Set problem — Transcribe every line of the data below word for word, and leave the pictures out of your answer.

Records —
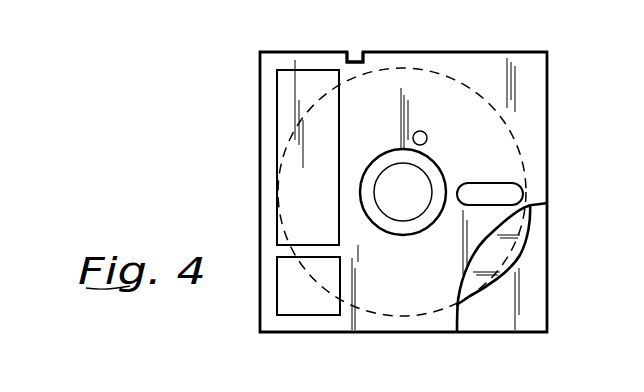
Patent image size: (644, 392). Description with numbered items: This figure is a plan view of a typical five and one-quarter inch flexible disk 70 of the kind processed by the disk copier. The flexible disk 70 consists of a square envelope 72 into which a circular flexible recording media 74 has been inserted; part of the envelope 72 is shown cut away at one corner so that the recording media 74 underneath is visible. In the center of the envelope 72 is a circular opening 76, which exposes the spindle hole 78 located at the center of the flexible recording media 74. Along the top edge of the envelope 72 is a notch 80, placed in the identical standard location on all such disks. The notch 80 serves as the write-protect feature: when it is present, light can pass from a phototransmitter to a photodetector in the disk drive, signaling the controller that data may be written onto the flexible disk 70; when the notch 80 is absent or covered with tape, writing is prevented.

The flexible disk 70 is at (520, 53).
The square envelope 72 is at (493, 146).
The circular flexible recording media 74 is at (521, 250).
The circular opening 76 is at (392, 158).
The spindle hole 78 is at (396, 212).
The notch 80 is at (354, 58).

Exercise response —
Patent image size: (644, 392). Description with numbered items: This figure is a plan view of a typical five and one-quarter inch flexible disk 70 of the kind processed by the disk copier. The flexible disk 70 consists of a square envelope 72 into which a circular flexible recording media 74 has been inserted; part of the envelope 72 is shown cut away at one corner so that the recording media 74 underneath is visible. In the center of the envelope 72 is a circular opening 76, which exposes the spindle hole 78 located at the center of the flexible recording media 74. Along the top edge of the envelope 72 is a notch 80, placed in the identical standard location on all such disks. The notch 80 serves as the write-protect feature: when it is present, light can pass from a phototransmitter to a photodetector in the disk drive, signaling the controller that data may be written onto the flexible disk 70; when the notch 80 is absent or covered with tape, writing is prevented.

The flexible disk 70 is at (520, 53).
The square envelope 72 is at (493, 146).
The circular flexible recording media 74 is at (521, 250).
The circular opening 76 is at (392, 158).
The spindle hole 78 is at (396, 212).
The notch 80 is at (354, 58).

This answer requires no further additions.